* [Your assignment]: Every entry in the following listing must be restated word for word, though not its pictures.

* [Data excerpts]:
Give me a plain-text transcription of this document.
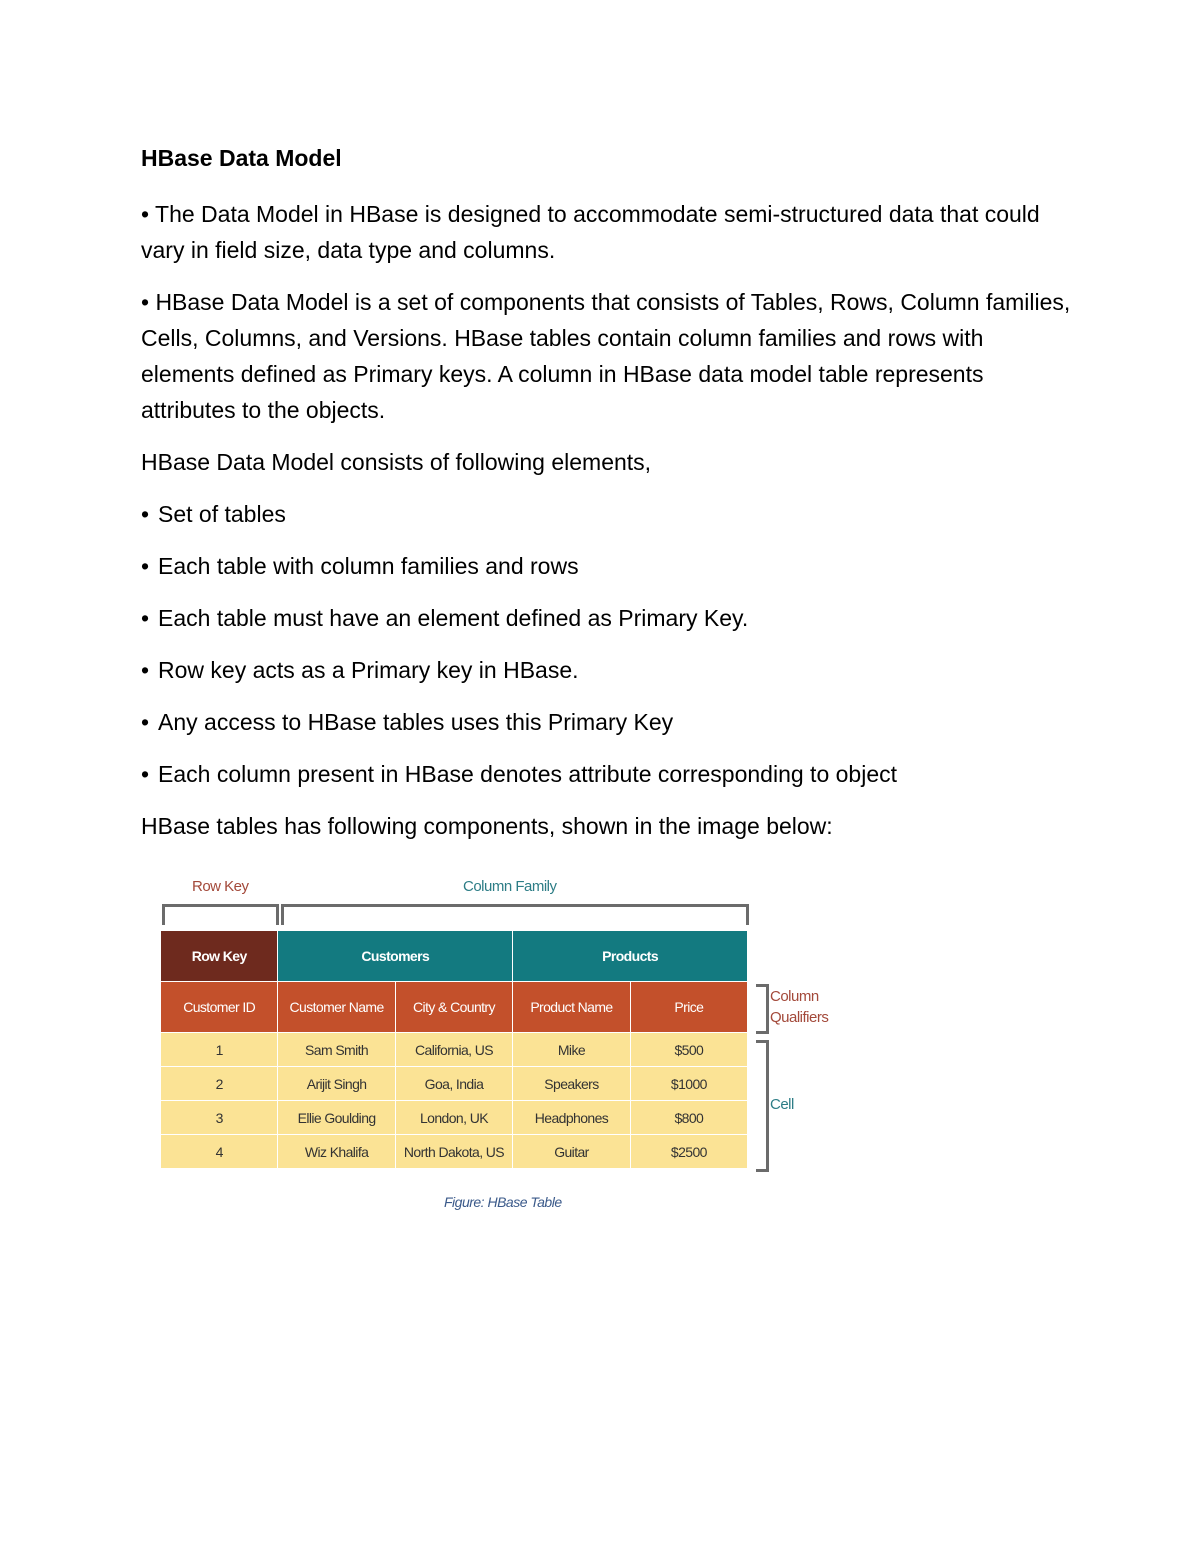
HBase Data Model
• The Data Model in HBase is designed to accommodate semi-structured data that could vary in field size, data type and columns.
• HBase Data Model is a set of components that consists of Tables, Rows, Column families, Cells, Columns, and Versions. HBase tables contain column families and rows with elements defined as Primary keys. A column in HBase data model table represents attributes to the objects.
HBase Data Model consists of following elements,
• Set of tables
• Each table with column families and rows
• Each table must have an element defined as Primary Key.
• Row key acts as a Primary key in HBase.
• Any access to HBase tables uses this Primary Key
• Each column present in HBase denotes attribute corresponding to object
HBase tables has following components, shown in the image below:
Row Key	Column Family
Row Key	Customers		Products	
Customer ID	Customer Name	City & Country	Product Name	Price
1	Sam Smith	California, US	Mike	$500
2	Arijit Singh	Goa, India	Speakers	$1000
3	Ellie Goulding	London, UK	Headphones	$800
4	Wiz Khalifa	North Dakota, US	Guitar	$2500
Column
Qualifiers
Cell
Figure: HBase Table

* [Written solution]:
Give me a plain-text transcription of this document.
HBase Data Model
• The Data Model in HBase is designed to accommodate semi-structured data that could vary in field size, data type and columns.
• HBase Data Model is a set of components that consists of Tables, Rows, Column families, Cells, Columns, and Versions. HBase tables contain column families and rows with elements defined as Primary keys. A column in HBase data model table represents attributes to the objects.
HBase Data Model consists of following elements,
• Set of tables
• Each table with column families and rows
• Each table must have an element defined as Primary Key.
• Row key acts as a Primary key in HBase.
• Any access to HBase tables uses this Primary Key
• Each column present in HBase denotes attribute corresponding to object
HBase tables has following components, shown in the image below:
Row Key	Column Family
Row Key	Customers		Products	
Customer ID	Customer Name	City & Country	Product Name	Price
1	Sam Smith	California, US	Mike	$500
2	Arijit Singh	Goa, India	Speakers	$1000
3	Ellie Goulding	London, UK	Headphones	$800
4	Wiz Khalifa	North Dakota, US	Guitar	$2500
Column
Qualifiers
Cell
Figure: HBase Table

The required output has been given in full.